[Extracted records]
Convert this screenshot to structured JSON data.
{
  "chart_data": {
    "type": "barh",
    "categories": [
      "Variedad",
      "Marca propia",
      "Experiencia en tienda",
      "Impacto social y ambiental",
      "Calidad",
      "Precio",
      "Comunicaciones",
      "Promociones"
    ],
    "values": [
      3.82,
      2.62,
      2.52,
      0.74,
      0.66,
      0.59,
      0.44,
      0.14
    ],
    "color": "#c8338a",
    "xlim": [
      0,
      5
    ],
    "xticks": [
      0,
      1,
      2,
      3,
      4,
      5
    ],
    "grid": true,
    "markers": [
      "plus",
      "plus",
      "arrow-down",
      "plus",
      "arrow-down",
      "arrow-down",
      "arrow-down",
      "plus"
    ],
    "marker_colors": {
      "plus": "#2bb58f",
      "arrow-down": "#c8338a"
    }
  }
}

§ GOAL
Output the full listing without altering anything.

§ TASK RESPONSE
Convert this screenshot to structured JSON data.
{
  "chart_data": {
    "type": "barh",
    "categories": [
      "Variedad",
      "Marca propia",
      "Experiencia en tienda",
      "Impacto social y ambiental",
      "Calidad",
      "Precio",
      "Comunicaciones",
      "Promociones"
    ],
    "values": [
      3.82,
      2.62,
      2.52,
      0.74,
      0.66,
      0.59,
      0.44,
      0.14
    ],
    "color": "#c8338a",
    "xlim": [
      0,
      5
    ],
    "xticks": [
      0,
      1,
      2,
      3,
      4,
      5
    ],
    "grid": true,
    "markers": [
      "plus",
      "plus",
      "arrow-down",
      "plus",
      "arrow-down",
      "arrow-down",
      "arrow-down",
      "plus"
    ],
    "marker_colors": {
      "plus": "#2bb58f",
      "arrow-down": "#c8338a"
    }
  }
}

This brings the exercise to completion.